**Exercise requirements**
Your copy of the material must match it exactly, except that pictures are dropped.

**Exercise input**
☆ ☆ ☆ ☆

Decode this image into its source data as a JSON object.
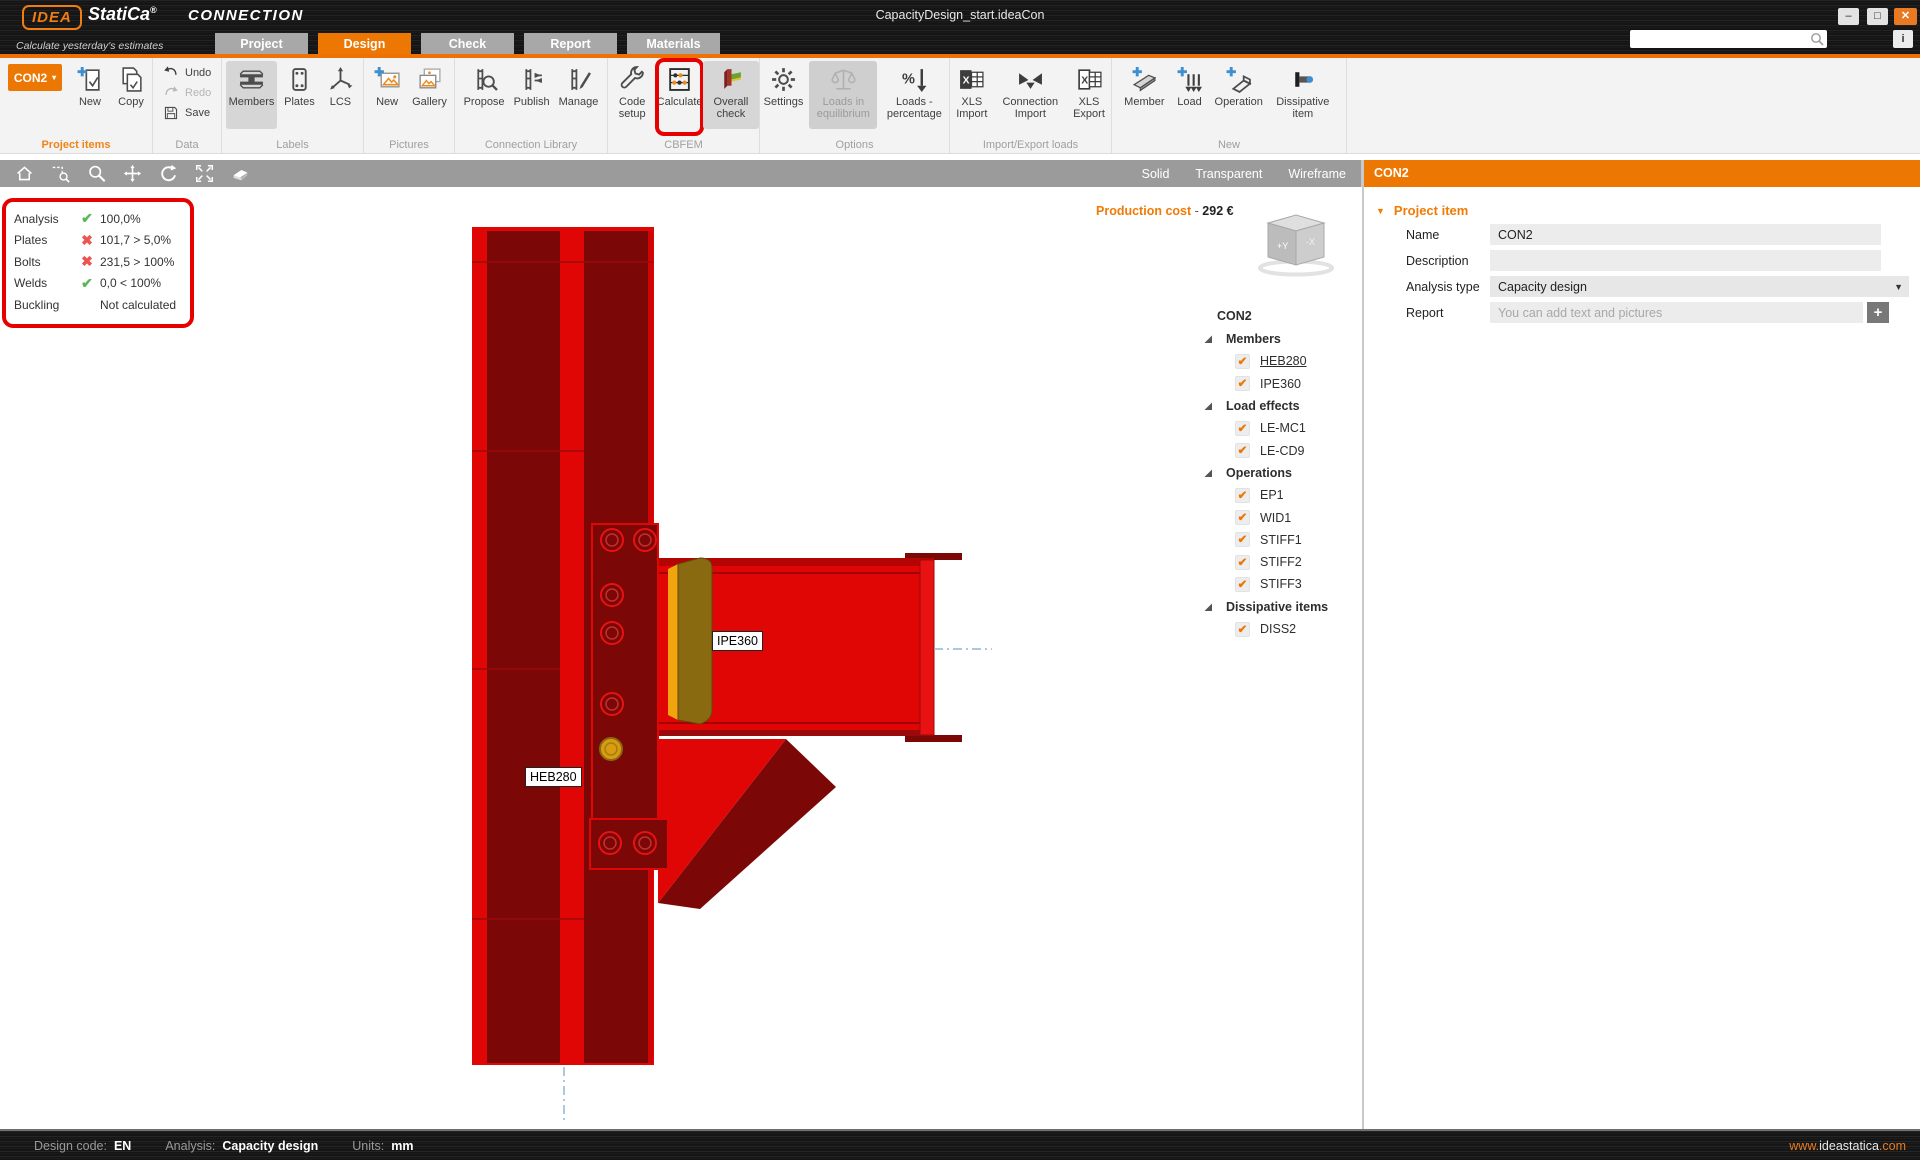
{
  "titlebar": {
    "logo_idea": "IDEA",
    "logo_statica": "StatiCa",
    "logo_reg": "®",
    "app_name": "CONNECTION",
    "tagline": "Calculate yesterday's estimates",
    "document_title": "CapacityDesign_start.ideaCon",
    "window_buttons": [
      "minimize",
      "maximize",
      "close"
    ]
  },
  "search": {
    "value": ""
  },
  "info_button": {
    "label": "i"
  },
  "tabs": [
    {
      "label": "Project",
      "active": false
    },
    {
      "label": "Design",
      "active": true
    },
    {
      "label": "Check",
      "active": false
    },
    {
      "label": "Report",
      "active": false
    },
    {
      "label": "Materials",
      "active": false
    }
  ],
  "ribbon": {
    "groups": [
      {
        "label": "Project items",
        "accent": true,
        "buttons": [
          {
            "label": "CON2",
            "style": "dropdown",
            "caret": "▾"
          },
          {
            "label": "New",
            "icon": "new-item"
          },
          {
            "label": "Copy",
            "icon": "copy"
          }
        ]
      },
      {
        "label": "Data",
        "layout": "stack",
        "buttons": [
          {
            "label": "Undo",
            "icon": "undo"
          },
          {
            "label": "Redo",
            "icon": "redo",
            "disabled": true
          },
          {
            "label": "Save",
            "icon": "save"
          }
        ]
      },
      {
        "label": "Labels",
        "buttons": [
          {
            "label": "Members",
            "icon": "members",
            "selected": true
          },
          {
            "label": "Plates",
            "icon": "plates"
          },
          {
            "label": "LCS",
            "icon": "lcs"
          }
        ]
      },
      {
        "label": "Pictures",
        "buttons": [
          {
            "label": "New",
            "icon": "new-picture"
          },
          {
            "label": "Gallery",
            "icon": "gallery"
          }
        ]
      },
      {
        "label": "Connection Library",
        "buttons": [
          {
            "label": "Propose",
            "icon": "propose"
          },
          {
            "label": "Publish",
            "icon": "publish"
          },
          {
            "label": "Manage",
            "icon": "manage"
          }
        ]
      },
      {
        "label": "CBFEM",
        "buttons": [
          {
            "label": "Code setup",
            "icon": "code-setup"
          },
          {
            "label": "Calculate",
            "icon": "calculate",
            "highlighted": true
          },
          {
            "label": "Overall check",
            "icon": "overall-check",
            "selected": true
          }
        ]
      },
      {
        "label": "Options",
        "buttons": [
          {
            "label": "Settings",
            "icon": "settings"
          },
          {
            "label": "Loads in equilibrium",
            "icon": "loads-equilibrium",
            "disabled": true,
            "selected": true
          },
          {
            "label": "Loads - percentage",
            "icon": "loads-percentage"
          }
        ]
      },
      {
        "label": "Import/Export loads",
        "buttons": [
          {
            "label": "XLS Import",
            "icon": "xls-import"
          },
          {
            "label": "Connection Import",
            "icon": "connection-import"
          },
          {
            "label": "XLS Export",
            "icon": "xls-export"
          }
        ]
      },
      {
        "label": "New",
        "buttons": [
          {
            "label": "Member",
            "icon": "member-add"
          },
          {
            "label": "Load",
            "icon": "load-add"
          },
          {
            "label": "Operation",
            "icon": "operation-add"
          },
          {
            "label": "Dissipative item",
            "icon": "dissipative-add"
          }
        ]
      }
    ]
  },
  "viewport_toolbar": {
    "tools": [
      "home",
      "zoom-window",
      "zoom",
      "pan",
      "rotate",
      "fit",
      "eraser"
    ],
    "view_modes": [
      "Solid",
      "Transparent",
      "Wireframe"
    ]
  },
  "analysis_panel": {
    "rows": [
      {
        "label": "Analysis",
        "status": "pass",
        "value": "100,0%"
      },
      {
        "label": "Plates",
        "status": "fail",
        "value": "101,7 > 5,0%"
      },
      {
        "label": "Bolts",
        "status": "fail",
        "value": "231,5 > 100%"
      },
      {
        "label": "Welds",
        "status": "pass",
        "value": "0,0 < 100%"
      },
      {
        "label": "Buckling",
        "status": "none",
        "value": "Not calculated"
      }
    ]
  },
  "viewport": {
    "production_cost_label": "Production cost",
    "production_cost_separator": "-",
    "production_cost_value": "292 €",
    "member_labels": {
      "beam": "IPE360",
      "column": "HEB280"
    },
    "nav_cube": {
      "front_face": "+Y",
      "right_face": "-X"
    }
  },
  "tree": {
    "title": "CON2",
    "sections": [
      {
        "label": "Members",
        "items": [
          {
            "label": "HEB280",
            "checked": true,
            "underlined": true
          },
          {
            "label": "IPE360",
            "checked": true
          }
        ]
      },
      {
        "label": "Load effects",
        "items": [
          {
            "label": "LE-MC1",
            "checked": true
          },
          {
            "label": "LE-CD9",
            "checked": true
          }
        ]
      },
      {
        "label": "Operations",
        "items": [
          {
            "label": "EP1",
            "checked": true
          },
          {
            "label": "WID1",
            "checked": true
          },
          {
            "label": "STIFF1",
            "checked": true
          },
          {
            "label": "STIFF2",
            "checked": true
          },
          {
            "label": "STIFF3",
            "checked": true
          }
        ]
      },
      {
        "label": "Dissipative items",
        "items": [
          {
            "label": "DISS2",
            "checked": true
          }
        ]
      }
    ]
  },
  "properties": {
    "header": "CON2",
    "section_title": "Project item",
    "fields": {
      "name": {
        "label": "Name",
        "value": "CON2"
      },
      "description": {
        "label": "Description",
        "value": ""
      },
      "analysis_type": {
        "label": "Analysis type",
        "value": "Capacity design"
      },
      "report": {
        "label": "Report",
        "placeholder": "You can add text and pictures"
      }
    }
  },
  "statusbar": {
    "items": [
      {
        "label": "Design code:",
        "value": "EN"
      },
      {
        "label": "Analysis:",
        "value": "Capacity design"
      },
      {
        "label": "Units:",
        "value": "mm"
      }
    ],
    "website": {
      "prefix": "www.",
      "name": "ideastatica",
      "suffix": ".com"
    }
  },
  "colors": {
    "accent_orange": "#ed7703",
    "highlight_red": "#e60000",
    "model_red": "#e00606",
    "model_dark_red": "#7c0707",
    "dissipative_yellow": "#8a6a10",
    "pass_green": "#58b858",
    "fail_red": "#ef5350"
  }
}
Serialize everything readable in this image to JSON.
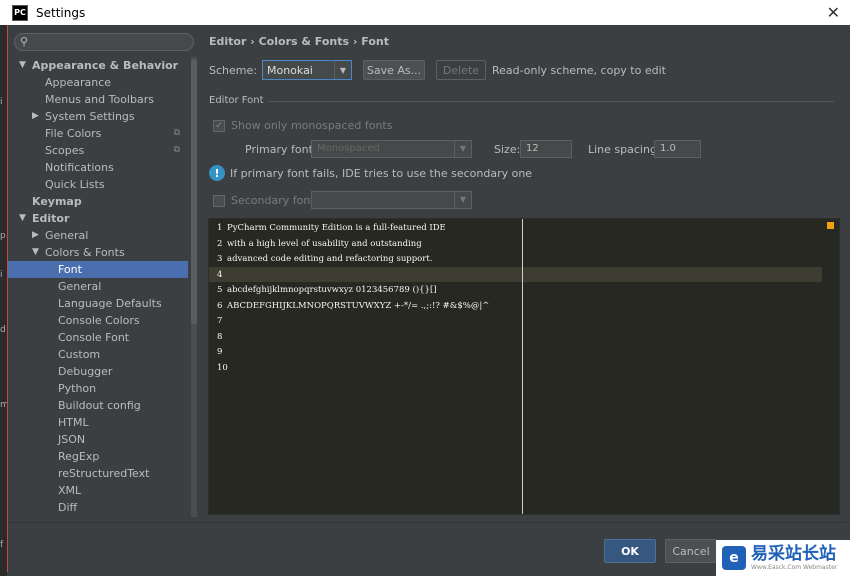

☆ ☆ ☆ ☆

**Worked answer**
Decode this image into its source data as a JSON object.
{
  "titlebar": {
    "logo_idea": "IDEA",
    "logo_statica": "StatiCa",
    "logo_reg": "®",
    "app_name": "CONNECTION",
    "tagline": "Calculate yesterday's estimates",
    "document_title": "CapacityDesign_start.ideaCon",
    "window_buttons": [
      "minimize",
      "maximize",
      "close"
    ]
  },
  "search": {
    "value": ""
  },
  "info_button": {
    "label": "i"
  },
  "tabs": [
    {
      "label": "Project",
      "active": false
    },
    {
      "label": "Design",
      "active": true
    },
    {
      "label": "Check",
      "active": false
    },
    {
      "label": "Report",
      "active": false
    },
    {
      "label": "Materials",
      "active": false
    }
  ],
  "ribbon": {
    "groups": [
      {
        "label": "Project items",
        "accent": true,
        "buttons": [
          {
            "label": "CON2",
            "style": "dropdown",
            "caret": "▾"
          },
          {
            "label": "New",
            "icon": "new-item"
          },
          {
            "label": "Copy",
            "icon": "copy"
          }
        ]
      },
      {
        "label": "Data",
        "layout": "stack",
        "buttons": [
          {
            "label": "Undo",
            "icon": "undo"
          },
          {
            "label": "Redo",
            "icon": "redo",
            "disabled": true
          },
          {
            "label": "Save",
            "icon": "save"
          }
        ]
      },
      {
        "label": "Labels",
        "buttons": [
          {
            "label": "Members",
            "icon": "members",
            "selected": true
          },
          {
            "label": "Plates",
            "icon": "plates"
          },
          {
            "label": "LCS",
            "icon": "lcs"
          }
        ]
      },
      {
        "label": "Pictures",
        "buttons": [
          {
            "label": "New",
            "icon": "new-picture"
          },
          {
            "label": "Gallery",
            "icon": "gallery"
          }
        ]
      },
      {
        "label": "Connection Library",
        "buttons": [
          {
            "label": "Propose",
            "icon": "propose"
          },
          {
            "label": "Publish",
            "icon": "publish"
          },
          {
            "label": "Manage",
            "icon": "manage"
          }
        ]
      },
      {
        "label": "CBFEM",
        "buttons": [
          {
            "label": "Code setup",
            "icon": "code-setup"
          },
          {
            "label": "Calculate",
            "icon": "calculate",
            "highlighted": true
          },
          {
            "label": "Overall check",
            "icon": "overall-check",
            "selected": true
          }
        ]
      },
      {
        "label": "Options",
        "buttons": [
          {
            "label": "Settings",
            "icon": "settings"
          },
          {
            "label": "Loads in equilibrium",
            "icon": "loads-equilibrium",
            "disabled": true,
            "selected": true
          },
          {
            "label": "Loads - percentage",
            "icon": "loads-percentage"
          }
        ]
      },
      {
        "label": "Import/Export loads",
        "buttons": [
          {
            "label": "XLS Import",
            "icon": "xls-import"
          },
          {
            "label": "Connection Import",
            "icon": "connection-import"
          },
          {
            "label": "XLS Export",
            "icon": "xls-export"
          }
        ]
      },
      {
        "label": "New",
        "buttons": [
          {
            "label": "Member",
            "icon": "member-add"
          },
          {
            "label": "Load",
            "icon": "load-add"
          },
          {
            "label": "Operation",
            "icon": "operation-add"
          },
          {
            "label": "Dissipative item",
            "icon": "dissipative-add"
          }
        ]
      }
    ]
  },
  "viewport_toolbar": {
    "tools": [
      "home",
      "zoom-window",
      "zoom",
      "pan",
      "rotate",
      "fit",
      "eraser"
    ],
    "view_modes": [
      "Solid",
      "Transparent",
      "Wireframe"
    ]
  },
  "analysis_panel": {
    "rows": [
      {
        "label": "Analysis",
        "status": "pass",
        "value": "100,0%"
      },
      {
        "label": "Plates",
        "status": "fail",
        "value": "101,7 > 5,0%"
      },
      {
        "label": "Bolts",
        "status": "fail",
        "value": "231,5 > 100%"
      },
      {
        "label": "Welds",
        "status": "pass",
        "value": "0,0 < 100%"
      },
      {
        "label": "Buckling",
        "status": "none",
        "value": "Not calculated"
      }
    ]
  },
  "viewport": {
    "production_cost_label": "Production cost",
    "production_cost_separator": "-",
    "production_cost_value": "292 €",
    "member_labels": {
      "beam": "IPE360",
      "column": "HEB280"
    },
    "nav_cube": {
      "front_face": "+Y",
      "right_face": "-X"
    }
  },
  "tree": {
    "title": "CON2",
    "sections": [
      {
        "label": "Members",
        "items": [
          {
            "label": "HEB280",
            "checked": true,
            "underlined": true
          },
          {
            "label": "IPE360",
            "checked": true
          }
        ]
      },
      {
        "label": "Load effects",
        "items": [
          {
            "label": "LE-MC1",
            "checked": true
          },
          {
            "label": "LE-CD9",
            "checked": true
          }
        ]
      },
      {
        "label": "Operations",
        "items": [
          {
            "label": "EP1",
            "checked": true
          },
          {
            "label": "WID1",
            "checked": true
          },
          {
            "label": "STIFF1",
            "checked": true
          },
          {
            "label": "STIFF2",
            "checked": true
          },
          {
            "label": "STIFF3",
            "checked": true
          }
        ]
      },
      {
        "label": "Dissipative items",
        "items": [
          {
            "label": "DISS2",
            "checked": true
          }
        ]
      }
    ]
  },
  "properties": {
    "header": "CON2",
    "section_title": "Project item",
    "fields": {
      "name": {
        "label": "Name",
        "value": "CON2"
      },
      "description": {
        "label": "Description",
        "value": ""
      },
      "analysis_type": {
        "label": "Analysis type",
        "value": "Capacity design"
      },
      "report": {
        "label": "Report",
        "placeholder": "You can add text and pictures"
      }
    }
  },
  "statusbar": {
    "items": [
      {
        "label": "Design code:",
        "value": "EN"
      },
      {
        "label": "Analysis:",
        "value": "Capacity design"
      },
      {
        "label": "Units:",
        "value": "mm"
      }
    ],
    "website": {
      "prefix": "www.",
      "name": "ideastatica",
      "suffix": ".com"
    }
  },
  "colors": {
    "accent_orange": "#ed7703",
    "highlight_red": "#e60000",
    "model_red": "#e00606",
    "model_dark_red": "#7c0707",
    "dissipative_yellow": "#8a6a10",
    "pass_green": "#58b858",
    "fail_red": "#ef5350"
  }
}
Serialize everything readable in this image to JSON.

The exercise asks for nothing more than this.